Required task: Find every line in the records below that holds the word "Department", and copy it out.

Items:
________

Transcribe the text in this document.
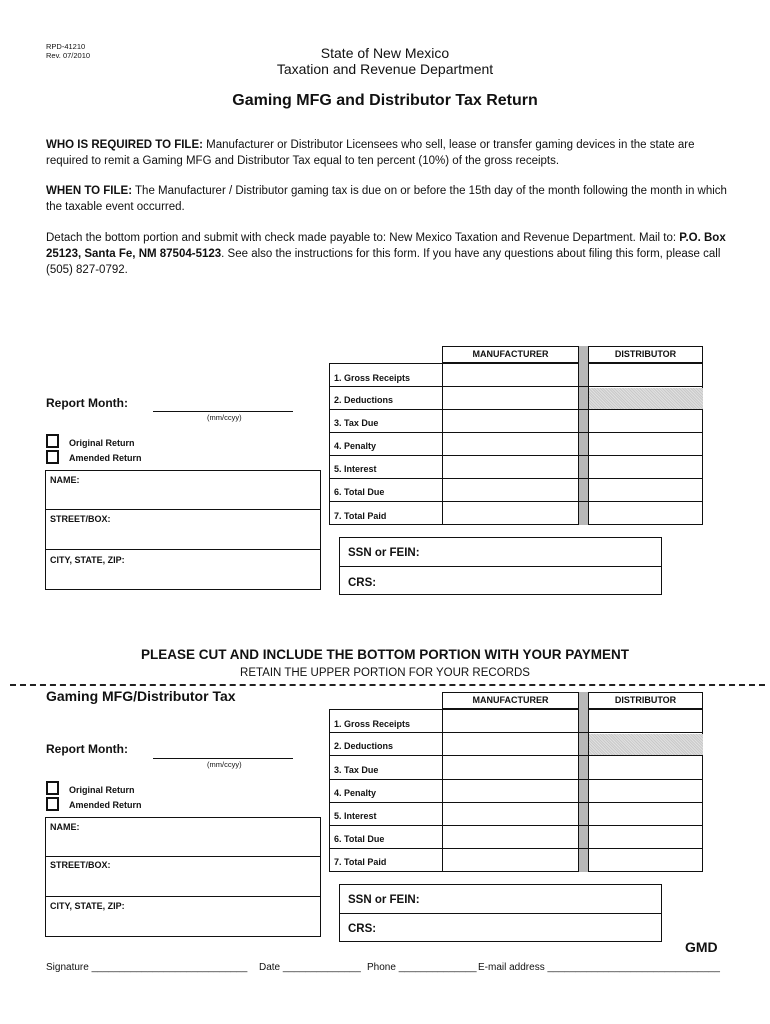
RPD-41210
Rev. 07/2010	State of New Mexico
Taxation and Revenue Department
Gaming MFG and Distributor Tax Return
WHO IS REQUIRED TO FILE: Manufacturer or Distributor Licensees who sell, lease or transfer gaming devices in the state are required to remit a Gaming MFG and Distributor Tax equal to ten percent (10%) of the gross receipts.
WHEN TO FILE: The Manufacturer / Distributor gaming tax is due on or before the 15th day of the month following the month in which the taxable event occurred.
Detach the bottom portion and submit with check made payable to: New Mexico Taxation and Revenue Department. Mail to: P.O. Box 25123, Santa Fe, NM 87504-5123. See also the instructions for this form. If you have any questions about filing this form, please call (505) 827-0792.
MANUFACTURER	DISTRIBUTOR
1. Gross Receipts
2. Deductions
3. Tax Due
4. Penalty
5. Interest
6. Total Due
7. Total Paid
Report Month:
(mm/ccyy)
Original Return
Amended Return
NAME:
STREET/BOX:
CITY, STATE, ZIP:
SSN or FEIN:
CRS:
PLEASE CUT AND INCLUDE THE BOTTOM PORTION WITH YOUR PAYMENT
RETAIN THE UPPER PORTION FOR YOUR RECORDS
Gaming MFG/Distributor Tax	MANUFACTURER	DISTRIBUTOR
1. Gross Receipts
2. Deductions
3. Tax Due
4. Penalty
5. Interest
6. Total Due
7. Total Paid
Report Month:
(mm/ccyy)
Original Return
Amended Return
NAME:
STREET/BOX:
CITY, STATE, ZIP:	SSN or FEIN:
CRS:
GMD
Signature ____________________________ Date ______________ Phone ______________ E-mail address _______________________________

________

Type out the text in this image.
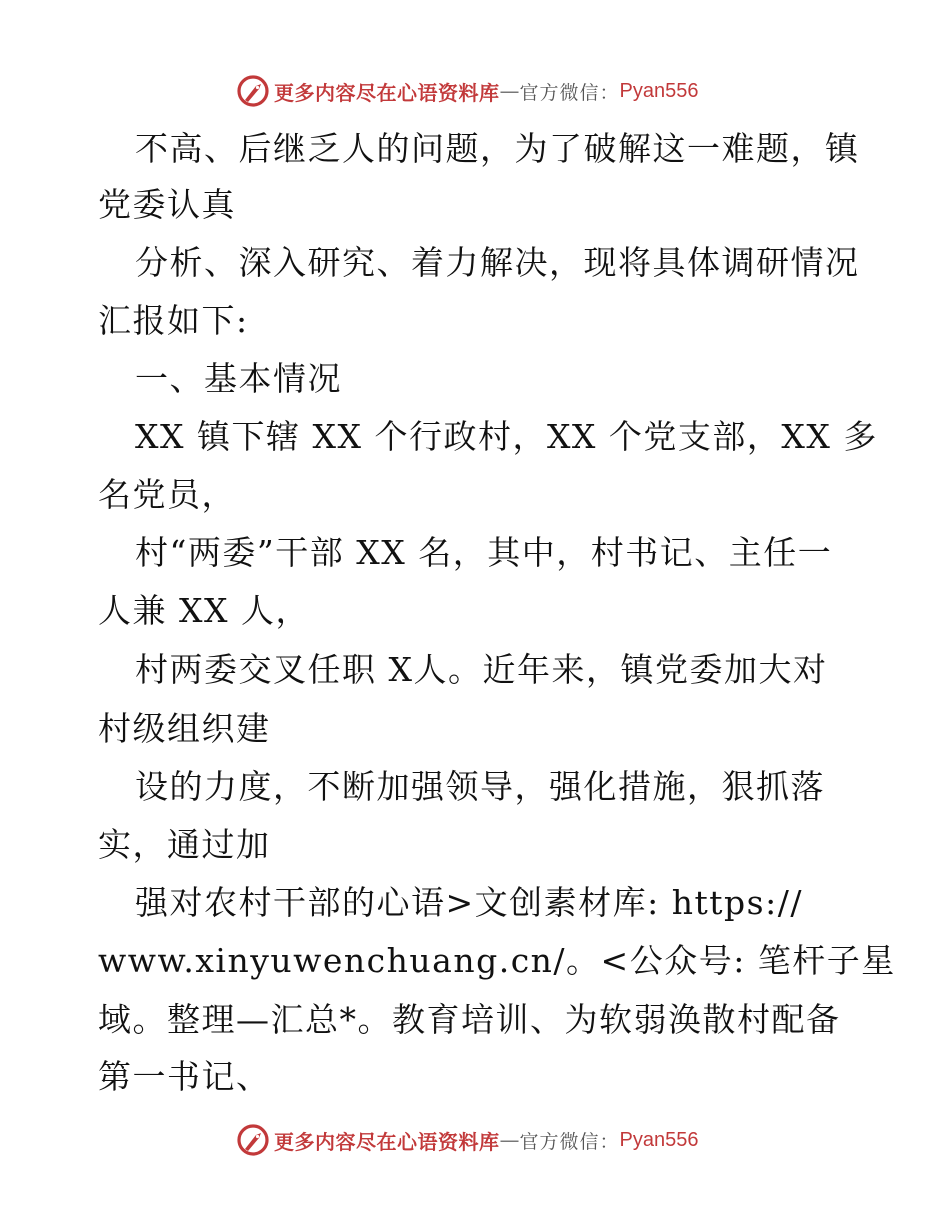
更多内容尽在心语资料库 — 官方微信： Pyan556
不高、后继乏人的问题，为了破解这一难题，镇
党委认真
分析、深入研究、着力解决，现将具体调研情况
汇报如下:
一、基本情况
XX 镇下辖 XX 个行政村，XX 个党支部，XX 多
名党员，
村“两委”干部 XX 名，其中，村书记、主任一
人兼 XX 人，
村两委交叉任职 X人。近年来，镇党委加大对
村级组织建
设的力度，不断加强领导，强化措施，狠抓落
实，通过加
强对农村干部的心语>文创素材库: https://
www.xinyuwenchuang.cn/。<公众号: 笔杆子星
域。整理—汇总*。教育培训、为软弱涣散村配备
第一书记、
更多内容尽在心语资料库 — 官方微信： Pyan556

________

Written response:
Taxation and Revenue Department
Detach the bottom portion and submit with check made payable to: New Mexico Taxation and Revenue Department. Mail to: P.O. Box 25123, Santa Fe, NM 87504-5123. See also the instructions for this form. If you have any questions about filing this form, please call (505) 827-0792.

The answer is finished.